__Data lines__:
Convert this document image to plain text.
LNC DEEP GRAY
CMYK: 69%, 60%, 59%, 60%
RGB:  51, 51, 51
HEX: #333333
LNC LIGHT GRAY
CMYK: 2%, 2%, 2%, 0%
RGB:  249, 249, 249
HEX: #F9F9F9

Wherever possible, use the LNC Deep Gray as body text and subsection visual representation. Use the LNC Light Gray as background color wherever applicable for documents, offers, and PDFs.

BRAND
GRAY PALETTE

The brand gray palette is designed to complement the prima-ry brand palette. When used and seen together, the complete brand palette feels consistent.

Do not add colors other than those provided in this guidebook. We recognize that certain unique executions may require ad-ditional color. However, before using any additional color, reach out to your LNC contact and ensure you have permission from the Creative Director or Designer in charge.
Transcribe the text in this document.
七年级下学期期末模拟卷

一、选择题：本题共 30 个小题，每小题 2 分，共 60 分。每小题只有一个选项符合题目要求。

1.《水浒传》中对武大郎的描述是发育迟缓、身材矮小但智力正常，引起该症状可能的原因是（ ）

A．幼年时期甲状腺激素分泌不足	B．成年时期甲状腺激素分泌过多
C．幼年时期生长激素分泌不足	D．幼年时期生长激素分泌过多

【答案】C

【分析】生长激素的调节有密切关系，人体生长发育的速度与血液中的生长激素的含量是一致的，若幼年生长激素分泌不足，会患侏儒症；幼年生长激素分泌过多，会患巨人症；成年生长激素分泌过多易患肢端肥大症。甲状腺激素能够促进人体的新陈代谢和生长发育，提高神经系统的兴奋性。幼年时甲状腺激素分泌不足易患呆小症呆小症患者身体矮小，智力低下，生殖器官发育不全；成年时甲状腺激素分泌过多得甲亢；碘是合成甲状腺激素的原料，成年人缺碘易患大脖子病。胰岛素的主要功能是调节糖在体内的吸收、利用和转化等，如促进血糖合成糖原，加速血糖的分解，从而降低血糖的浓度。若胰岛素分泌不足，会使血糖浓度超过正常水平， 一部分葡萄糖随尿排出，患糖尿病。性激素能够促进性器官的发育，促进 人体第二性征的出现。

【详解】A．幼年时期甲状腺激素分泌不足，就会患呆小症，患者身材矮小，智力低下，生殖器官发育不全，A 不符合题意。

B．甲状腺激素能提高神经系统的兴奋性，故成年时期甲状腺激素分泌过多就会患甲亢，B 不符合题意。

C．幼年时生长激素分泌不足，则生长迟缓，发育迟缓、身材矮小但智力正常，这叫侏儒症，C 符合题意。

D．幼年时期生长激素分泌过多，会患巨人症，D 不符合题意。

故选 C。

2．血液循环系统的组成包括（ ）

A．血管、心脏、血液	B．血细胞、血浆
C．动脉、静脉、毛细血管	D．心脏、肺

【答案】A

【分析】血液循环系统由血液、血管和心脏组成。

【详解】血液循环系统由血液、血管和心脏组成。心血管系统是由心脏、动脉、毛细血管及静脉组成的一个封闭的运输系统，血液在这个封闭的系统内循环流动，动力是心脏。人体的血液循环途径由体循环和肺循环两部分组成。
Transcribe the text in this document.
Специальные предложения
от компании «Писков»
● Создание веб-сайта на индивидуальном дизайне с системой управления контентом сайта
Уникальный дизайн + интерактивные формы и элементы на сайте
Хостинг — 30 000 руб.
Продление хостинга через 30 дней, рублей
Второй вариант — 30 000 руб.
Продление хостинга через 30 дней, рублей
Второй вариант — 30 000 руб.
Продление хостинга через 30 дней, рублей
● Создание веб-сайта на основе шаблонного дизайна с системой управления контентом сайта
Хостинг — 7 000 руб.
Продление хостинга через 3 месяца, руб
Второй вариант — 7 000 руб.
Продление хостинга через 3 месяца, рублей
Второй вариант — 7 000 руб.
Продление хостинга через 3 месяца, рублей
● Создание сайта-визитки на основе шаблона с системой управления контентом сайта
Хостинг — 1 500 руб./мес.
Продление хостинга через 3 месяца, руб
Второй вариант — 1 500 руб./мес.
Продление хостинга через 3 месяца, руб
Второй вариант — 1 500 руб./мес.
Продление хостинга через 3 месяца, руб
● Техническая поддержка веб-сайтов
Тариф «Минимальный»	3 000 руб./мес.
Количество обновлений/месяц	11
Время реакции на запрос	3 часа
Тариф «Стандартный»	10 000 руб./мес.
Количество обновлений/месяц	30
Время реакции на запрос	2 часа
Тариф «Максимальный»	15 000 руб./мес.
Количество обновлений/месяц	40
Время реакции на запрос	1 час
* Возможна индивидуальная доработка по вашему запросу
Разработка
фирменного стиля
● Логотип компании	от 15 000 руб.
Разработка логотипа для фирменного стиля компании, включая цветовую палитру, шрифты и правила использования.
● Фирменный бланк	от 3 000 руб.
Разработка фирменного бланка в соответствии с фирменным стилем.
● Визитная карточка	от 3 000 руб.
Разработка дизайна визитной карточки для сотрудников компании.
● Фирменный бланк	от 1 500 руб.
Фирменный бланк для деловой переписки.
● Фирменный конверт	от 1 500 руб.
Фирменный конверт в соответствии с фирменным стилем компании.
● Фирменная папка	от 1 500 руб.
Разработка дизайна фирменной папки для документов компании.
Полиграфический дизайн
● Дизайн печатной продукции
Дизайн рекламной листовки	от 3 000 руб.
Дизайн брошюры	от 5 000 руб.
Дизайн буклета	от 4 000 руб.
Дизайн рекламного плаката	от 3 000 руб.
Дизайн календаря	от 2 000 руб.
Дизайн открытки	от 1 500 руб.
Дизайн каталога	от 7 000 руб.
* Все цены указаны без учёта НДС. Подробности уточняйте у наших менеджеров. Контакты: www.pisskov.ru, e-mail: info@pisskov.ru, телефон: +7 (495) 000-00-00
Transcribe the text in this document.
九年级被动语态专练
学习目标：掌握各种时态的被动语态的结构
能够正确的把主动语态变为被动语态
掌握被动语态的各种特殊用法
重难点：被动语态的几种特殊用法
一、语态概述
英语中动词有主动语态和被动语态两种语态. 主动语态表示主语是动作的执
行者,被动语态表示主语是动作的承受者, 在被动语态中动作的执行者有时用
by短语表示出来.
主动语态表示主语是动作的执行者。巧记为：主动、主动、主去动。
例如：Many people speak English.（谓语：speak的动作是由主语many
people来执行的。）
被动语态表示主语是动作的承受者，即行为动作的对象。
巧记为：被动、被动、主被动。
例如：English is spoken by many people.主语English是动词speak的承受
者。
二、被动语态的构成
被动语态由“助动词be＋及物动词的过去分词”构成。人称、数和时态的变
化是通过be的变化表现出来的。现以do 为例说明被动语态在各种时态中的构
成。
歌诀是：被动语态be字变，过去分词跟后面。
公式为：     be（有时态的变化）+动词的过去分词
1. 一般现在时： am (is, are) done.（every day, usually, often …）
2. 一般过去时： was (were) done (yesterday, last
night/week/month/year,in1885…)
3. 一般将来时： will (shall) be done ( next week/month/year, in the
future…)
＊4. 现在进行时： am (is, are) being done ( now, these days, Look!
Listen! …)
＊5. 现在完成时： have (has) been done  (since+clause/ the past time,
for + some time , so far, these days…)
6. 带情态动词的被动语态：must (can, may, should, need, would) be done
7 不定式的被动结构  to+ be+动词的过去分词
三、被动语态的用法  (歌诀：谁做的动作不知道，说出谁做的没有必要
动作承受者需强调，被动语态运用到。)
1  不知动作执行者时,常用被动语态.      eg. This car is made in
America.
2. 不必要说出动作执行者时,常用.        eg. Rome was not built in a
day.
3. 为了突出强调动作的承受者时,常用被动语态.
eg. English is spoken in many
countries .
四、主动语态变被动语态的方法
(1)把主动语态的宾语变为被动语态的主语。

__Job__: Copy each line above that contains the word "year".

__Exercise answer__:
night/week/month/year,in1885…)
3. 一般将来时： will (shall) be done ( next week/month/year, in the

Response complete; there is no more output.